Task objective: The entries below are to be transcribed in full, without their images.

Supplied material:
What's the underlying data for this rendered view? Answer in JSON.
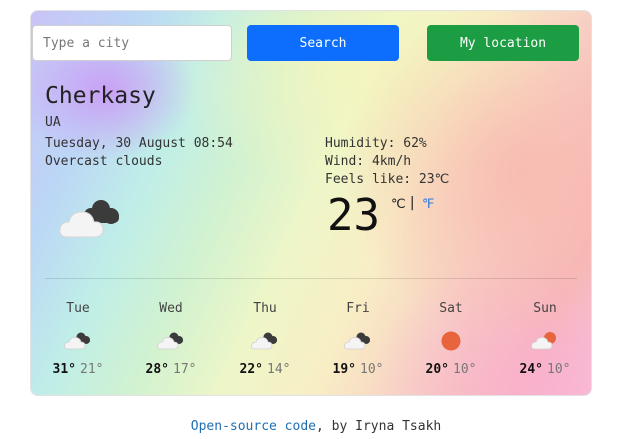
{
  "search": {
    "placeholder": "Type a city",
    "value": "",
    "search_label": "Search",
    "location_label": "My location"
  },
  "current": {
    "city": "Cherkasy",
    "country": "UA",
    "datetime": "Tuesday, 30 August 08:54",
    "description": "Overcast clouds",
    "icon": "overcast-clouds-icon",
    "humidity": "Humidity: 62%",
    "wind": "Wind: 4km/h",
    "feels_like": "Feels like: 23℃",
    "temperature": "23",
    "unit_celsius": "℃",
    "unit_separator": "|",
    "unit_fahrenheit": "℉"
  },
  "forecast": [
    {
      "day": "Tue",
      "max": "31°",
      "min": "21°",
      "icon": "broken-clouds-icon"
    },
    {
      "day": "Wed",
      "max": "28°",
      "min": "17°",
      "icon": "broken-clouds-icon"
    },
    {
      "day": "Thu",
      "max": "22°",
      "min": "14°",
      "icon": "broken-clouds-icon"
    },
    {
      "day": "Fri",
      "max": "19°",
      "min": "10°",
      "icon": "broken-clouds-icon"
    },
    {
      "day": "Sat",
      "max": "20°",
      "min": "10°",
      "icon": "sun-icon"
    },
    {
      "day": "Sun",
      "max": "24°",
      "min": "10°",
      "icon": "sun-behind-cloud-icon"
    }
  ],
  "footer": {
    "link_text": "Open-source code",
    "by_text": ", by Iryna Tsakh"
  },
  "colors": {
    "search_button": "#0d6efd",
    "location_button": "#1c9d43",
    "link": "#1f6fb2",
    "sun": "#e8643c"
  }
}
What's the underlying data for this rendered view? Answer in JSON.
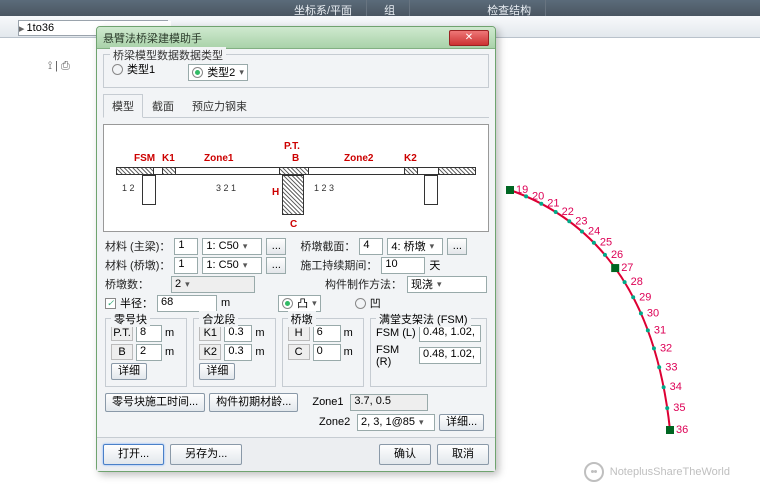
{
  "toolbar": {
    "t1": "坐标系/平面",
    "t2": "组",
    "t3": "检查结构"
  },
  "file_input": "1to36",
  "dialog": {
    "title": "悬臂法桥梁建模助手",
    "data_type_legend": "桥梁模型数据数据类型",
    "type1": "类型1",
    "type2": "类型2",
    "tabs": {
      "model": "模型",
      "section": "截面",
      "prestress": "预应力钢束"
    },
    "diagram": {
      "fsm": "FSM",
      "k1": "K1",
      "zone1": "Zone1",
      "pt": "P.T.",
      "b": "B",
      "zone2": "Zone2",
      "k2": "K2",
      "h": "H",
      "c": "C"
    },
    "mat_main_lbl": "材料 (主梁)：",
    "mat_main_n": "1",
    "mat_main_v": "1: C50",
    "mat_pier_lbl": "材料 (桥墩)：",
    "mat_pier_n": "1",
    "mat_pier_v": "1: C50",
    "pier_sec_lbl": "桥墩截面：",
    "pier_sec_n": "4",
    "pier_sec_v": "4: 桥墩",
    "dur_lbl": "施工持续期间：",
    "dur_v": "10",
    "dur_u": "天",
    "count_lbl": "桥墩数：",
    "count_v": "2",
    "fab_lbl": "构件制作方法：",
    "fab_v": "现浇",
    "radius_chk": "半径：",
    "radius_v": "68",
    "radius_u": "m",
    "convex": "凸",
    "concave": "凹",
    "g0": "零号块",
    "g1": "合龙段",
    "g2": "桥墩",
    "g3": "满堂支架法 (FSM)",
    "pt_lbl": "P.T.",
    "pt_v": "8",
    "b_lbl": "B",
    "b_v": "2",
    "k1_lbl": "K1",
    "k1_v": "0.3",
    "k2_lbl": "K2",
    "k2_v": "0.3",
    "h_lbl": "H",
    "h_v": "6",
    "c_lbl": "C",
    "c_v": "0",
    "fsml_lbl": "FSM (L)",
    "fsml_v": "0.48, 1.02,",
    "fsmr_lbl": "FSM (R)",
    "fsmr_v": "0.48, 1.02,",
    "m": "m",
    "detail": "详细",
    "detail2": "详细...",
    "zone1_lbl": "Zone1",
    "zone1_v": "3.7, 0.5",
    "zone2_lbl": "Zone2",
    "zone2_v": "2, 3, 1@85",
    "btn_time": "零号块施工时间...",
    "btn_init": "构件初期材龄...",
    "open": "打开...",
    "saveas": "另存为...",
    "ok": "确认",
    "cancel": "取消"
  },
  "curve_nums": [
    "19",
    "20",
    "21",
    "22",
    "23",
    "24",
    "25",
    "26",
    "27",
    "28",
    "29",
    "30",
    "31",
    "32",
    "33",
    "34",
    "35",
    "36"
  ],
  "watermark": "NoteplusShareTheWorld"
}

Solution:
What's the underlying data for this rendered view? Answer in JSON.
{
  "search": {
    "placeholder": "Type a city",
    "value": "",
    "search_label": "Search",
    "location_label": "My location"
  },
  "current": {
    "city": "Cherkasy",
    "country": "UA",
    "datetime": "Tuesday, 30 August 08:54",
    "description": "Overcast clouds",
    "icon": "overcast-clouds-icon",
    "humidity": "Humidity: 62%",
    "wind": "Wind: 4km/h",
    "feels_like": "Feels like: 23℃",
    "temperature": "23",
    "unit_celsius": "℃",
    "unit_separator": "|",
    "unit_fahrenheit": "℉"
  },
  "forecast": [
    {
      "day": "Tue",
      "max": "31°",
      "min": "21°",
      "icon": "broken-clouds-icon"
    },
    {
      "day": "Wed",
      "max": "28°",
      "min": "17°",
      "icon": "broken-clouds-icon"
    },
    {
      "day": "Thu",
      "max": "22°",
      "min": "14°",
      "icon": "broken-clouds-icon"
    },
    {
      "day": "Fri",
      "max": "19°",
      "min": "10°",
      "icon": "broken-clouds-icon"
    },
    {
      "day": "Sat",
      "max": "20°",
      "min": "10°",
      "icon": "sun-icon"
    },
    {
      "day": "Sun",
      "max": "24°",
      "min": "10°",
      "icon": "sun-behind-cloud-icon"
    }
  ],
  "footer": {
    "link_text": "Open-source code",
    "by_text": ", by Iryna Tsakh"
  },
  "colors": {
    "search_button": "#0d6efd",
    "location_button": "#1c9d43",
    "link": "#1f6fb2",
    "sun": "#e8643c"
  }
}
What's the underlying data for this rendered view? Answer in JSON.
{
  "toolbar": {
    "t1": "坐标系/平面",
    "t2": "组",
    "t3": "检查结构"
  },
  "file_input": "1to36",
  "dialog": {
    "title": "悬臂法桥梁建模助手",
    "data_type_legend": "桥梁模型数据数据类型",
    "type1": "类型1",
    "type2": "类型2",
    "tabs": {
      "model": "模型",
      "section": "截面",
      "prestress": "预应力钢束"
    },
    "diagram": {
      "fsm": "FSM",
      "k1": "K1",
      "zone1": "Zone1",
      "pt": "P.T.",
      "b": "B",
      "zone2": "Zone2",
      "k2": "K2",
      "h": "H",
      "c": "C"
    },
    "mat_main_lbl": "材料 (主梁)：",
    "mat_main_n": "1",
    "mat_main_v": "1: C50",
    "mat_pier_lbl": "材料 (桥墩)：",
    "mat_pier_n": "1",
    "mat_pier_v": "1: C50",
    "pier_sec_lbl": "桥墩截面：",
    "pier_sec_n": "4",
    "pier_sec_v": "4: 桥墩",
    "dur_lbl": "施工持续期间：",
    "dur_v": "10",
    "dur_u": "天",
    "count_lbl": "桥墩数：",
    "count_v": "2",
    "fab_lbl": "构件制作方法：",
    "fab_v": "现浇",
    "radius_chk": "半径：",
    "radius_v": "68",
    "radius_u": "m",
    "convex": "凸",
    "concave": "凹",
    "g0": "零号块",
    "g1": "合龙段",
    "g2": "桥墩",
    "g3": "满堂支架法 (FSM)",
    "pt_lbl": "P.T.",
    "pt_v": "8",
    "b_lbl": "B",
    "b_v": "2",
    "k1_lbl": "K1",
    "k1_v": "0.3",
    "k2_lbl": "K2",
    "k2_v": "0.3",
    "h_lbl": "H",
    "h_v": "6",
    "c_lbl": "C",
    "c_v": "0",
    "fsml_lbl": "FSM (L)",
    "fsml_v": "0.48, 1.02,",
    "fsmr_lbl": "FSM (R)",
    "fsmr_v": "0.48, 1.02,",
    "m": "m",
    "detail": "详细",
    "detail2": "详细...",
    "zone1_lbl": "Zone1",
    "zone1_v": "3.7, 0.5",
    "zone2_lbl": "Zone2",
    "zone2_v": "2, 3, 1@85",
    "btn_time": "零号块施工时间...",
    "btn_init": "构件初期材龄...",
    "open": "打开...",
    "saveas": "另存为...",
    "ok": "确认",
    "cancel": "取消"
  },
  "curve_nums": [
    "19",
    "20",
    "21",
    "22",
    "23",
    "24",
    "25",
    "26",
    "27",
    "28",
    "29",
    "30",
    "31",
    "32",
    "33",
    "34",
    "35",
    "36"
  ],
  "watermark": "NoteplusShareTheWorld"
}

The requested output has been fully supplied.